**Problem statement**:
Copy every one of the lines below word for word, but leave out the pictures.

**Records for the task**:
## start

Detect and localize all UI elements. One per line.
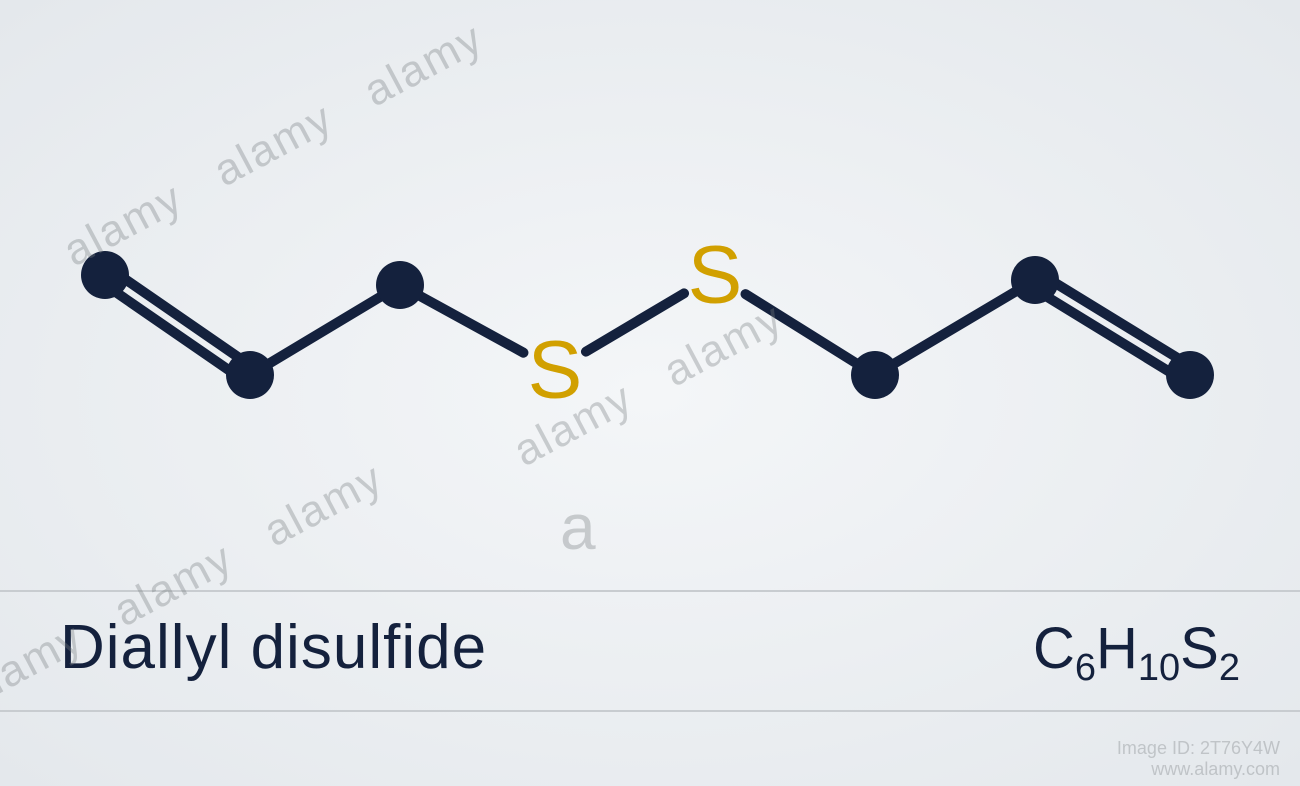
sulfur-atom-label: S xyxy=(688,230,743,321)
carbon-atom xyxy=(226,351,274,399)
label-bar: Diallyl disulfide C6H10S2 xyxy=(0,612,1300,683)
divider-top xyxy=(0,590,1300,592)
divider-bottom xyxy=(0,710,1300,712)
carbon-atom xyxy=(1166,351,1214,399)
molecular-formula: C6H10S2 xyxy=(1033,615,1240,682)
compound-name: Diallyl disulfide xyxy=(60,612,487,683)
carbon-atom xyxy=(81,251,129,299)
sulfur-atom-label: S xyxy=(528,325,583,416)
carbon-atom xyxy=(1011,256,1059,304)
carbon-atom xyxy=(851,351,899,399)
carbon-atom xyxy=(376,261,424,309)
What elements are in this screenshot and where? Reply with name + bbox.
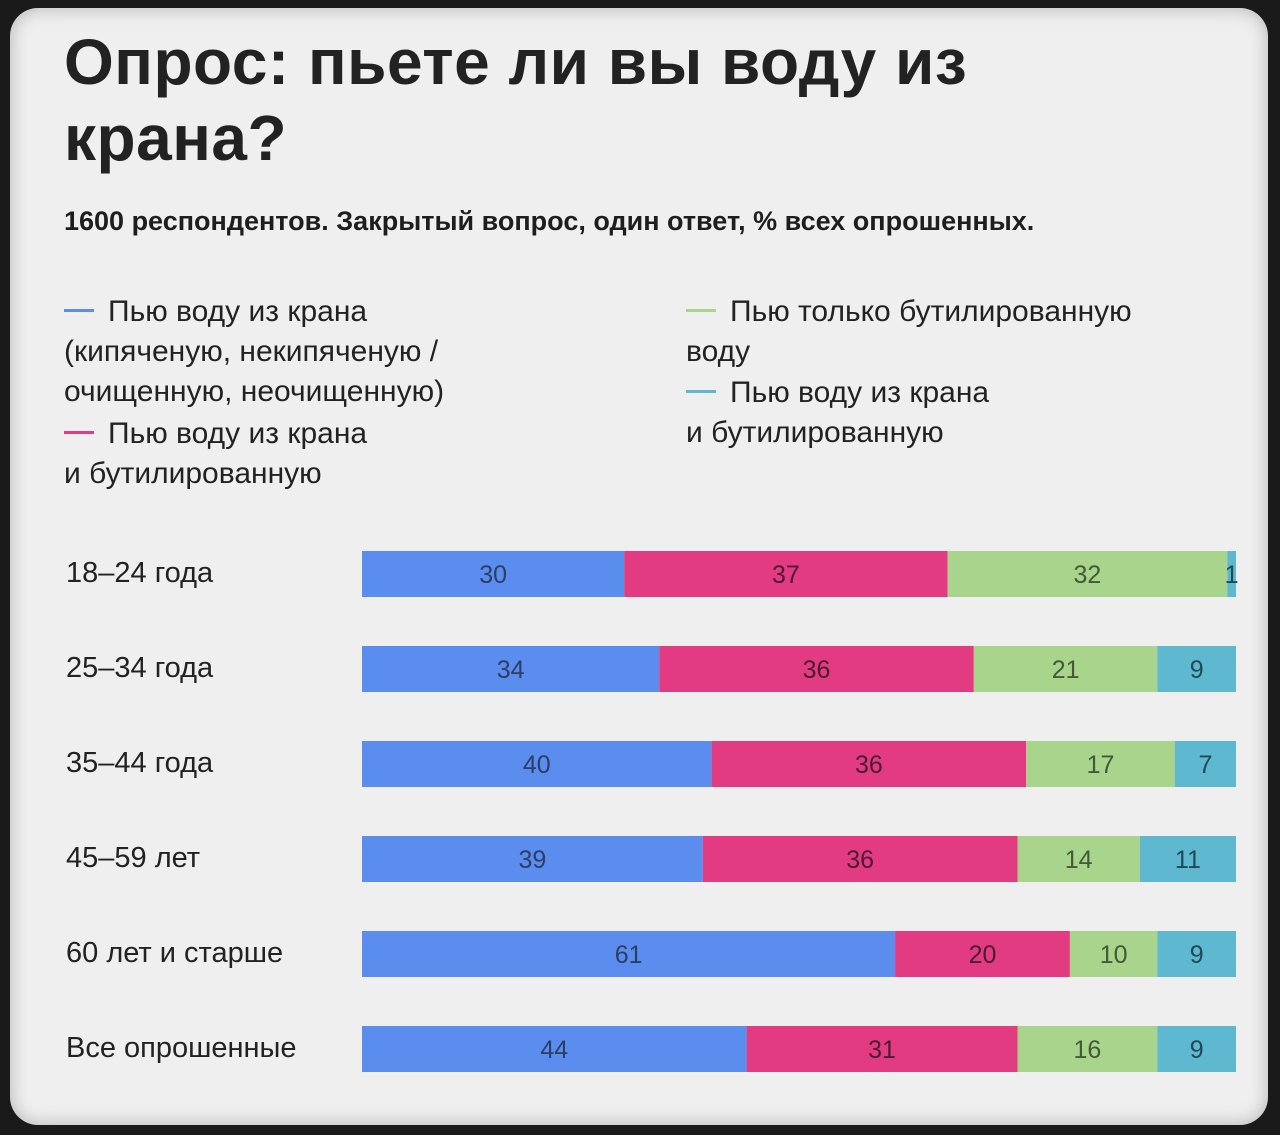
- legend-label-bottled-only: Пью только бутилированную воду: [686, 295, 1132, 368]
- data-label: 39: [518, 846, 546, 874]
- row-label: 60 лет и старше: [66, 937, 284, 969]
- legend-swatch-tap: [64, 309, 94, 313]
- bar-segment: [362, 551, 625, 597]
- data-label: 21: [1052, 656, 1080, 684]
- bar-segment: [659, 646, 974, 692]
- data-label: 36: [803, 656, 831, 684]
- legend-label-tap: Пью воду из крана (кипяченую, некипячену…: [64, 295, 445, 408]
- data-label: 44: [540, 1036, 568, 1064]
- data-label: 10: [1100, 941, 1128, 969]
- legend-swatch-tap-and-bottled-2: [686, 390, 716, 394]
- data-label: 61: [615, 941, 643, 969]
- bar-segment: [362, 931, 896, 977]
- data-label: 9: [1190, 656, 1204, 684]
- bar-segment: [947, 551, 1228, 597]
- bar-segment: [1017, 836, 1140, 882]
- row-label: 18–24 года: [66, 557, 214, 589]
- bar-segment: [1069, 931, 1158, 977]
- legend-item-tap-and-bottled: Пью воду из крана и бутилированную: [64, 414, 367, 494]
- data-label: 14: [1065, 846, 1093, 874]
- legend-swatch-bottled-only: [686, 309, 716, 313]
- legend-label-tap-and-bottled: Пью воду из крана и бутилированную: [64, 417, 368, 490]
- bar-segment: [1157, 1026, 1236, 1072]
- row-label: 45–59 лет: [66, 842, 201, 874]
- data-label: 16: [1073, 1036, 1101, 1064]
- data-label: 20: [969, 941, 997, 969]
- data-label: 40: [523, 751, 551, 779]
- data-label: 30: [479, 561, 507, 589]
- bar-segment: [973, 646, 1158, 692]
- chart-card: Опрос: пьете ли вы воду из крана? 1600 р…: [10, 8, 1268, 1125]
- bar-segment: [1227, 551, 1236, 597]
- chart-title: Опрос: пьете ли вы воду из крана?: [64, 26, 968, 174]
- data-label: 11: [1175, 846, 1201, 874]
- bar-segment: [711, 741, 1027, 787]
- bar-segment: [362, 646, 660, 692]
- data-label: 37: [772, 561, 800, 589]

## end

**Answer below**:
Detect and localize all UI elements. One per line.
sulfur-atom-label: S xyxy=(688,230,743,321)
carbon-atom xyxy=(226,351,274,399)
label-bar: Diallyl disulfide C6H10S2 xyxy=(0,612,1300,683)
divider-top xyxy=(0,590,1300,592)
divider-bottom xyxy=(0,710,1300,712)
carbon-atom xyxy=(1166,351,1214,399)
molecular-formula: C6H10S2 xyxy=(1033,615,1240,682)
compound-name: Diallyl disulfide xyxy=(60,612,487,683)
carbon-atom xyxy=(81,251,129,299)
sulfur-atom-label: S xyxy=(528,325,583,416)
carbon-atom xyxy=(1011,256,1059,304)
carbon-atom xyxy=(851,351,899,399)
carbon-atom xyxy=(376,261,424,309)
What elements are in this screenshot and where? Reply with name + bbox.
- legend-label-bottled-only: Пью только бутилированную воду: [686, 295, 1132, 368]
- data-label: 39: [518, 846, 546, 874]
- row-label: 60 лет и старше: [66, 937, 284, 969]
- legend-swatch-tap: [64, 309, 94, 313]
- bar-segment: [362, 551, 625, 597]
- data-label: 21: [1052, 656, 1080, 684]
- bar-segment: [659, 646, 974, 692]
- data-label: 36: [803, 656, 831, 684]
- legend-label-tap: Пью воду из крана (кипяченую, некипячену…: [64, 295, 445, 408]
- data-label: 44: [540, 1036, 568, 1064]
- data-label: 10: [1100, 941, 1128, 969]
- legend-swatch-tap-and-bottled-2: [686, 390, 716, 394]
- data-label: 61: [615, 941, 643, 969]
- bar-segment: [362, 931, 896, 977]
- data-label: 9: [1190, 656, 1204, 684]
- bar-segment: [947, 551, 1228, 597]
- bar-segment: [1017, 836, 1140, 882]
- row-label: 18–24 года: [66, 557, 214, 589]
- bar-segment: [1069, 931, 1158, 977]
- legend-item-tap-and-bottled: Пью воду из крана и бутилированную: [64, 414, 367, 494]
- data-label: 14: [1065, 846, 1093, 874]
- legend-swatch-bottled-only: [686, 309, 716, 313]
- legend-label-tap-and-bottled: Пью воду из крана и бутилированную: [64, 417, 368, 490]
- bar-segment: [1157, 1026, 1236, 1072]
- row-label: 45–59 лет: [66, 842, 201, 874]
- data-label: 16: [1073, 1036, 1101, 1064]
- data-label: 20: [969, 941, 997, 969]
- data-label: 40: [523, 751, 551, 779]
- data-label: 30: [479, 561, 507, 589]
- bar-segment: [973, 646, 1158, 692]
- chart-card: Опрос: пьете ли вы воду из крана? 1600 р…: [10, 8, 1268, 1125]
- bar-segment: [1227, 551, 1236, 597]
- chart-title: Опрос: пьете ли вы воду из крана?: [64, 26, 968, 174]
- data-label: 11: [1175, 846, 1201, 874]
- bar-segment: [711, 741, 1027, 787]
- bar-segment: [362, 646, 660, 692]
- data-label: 37: [772, 561, 800, 589]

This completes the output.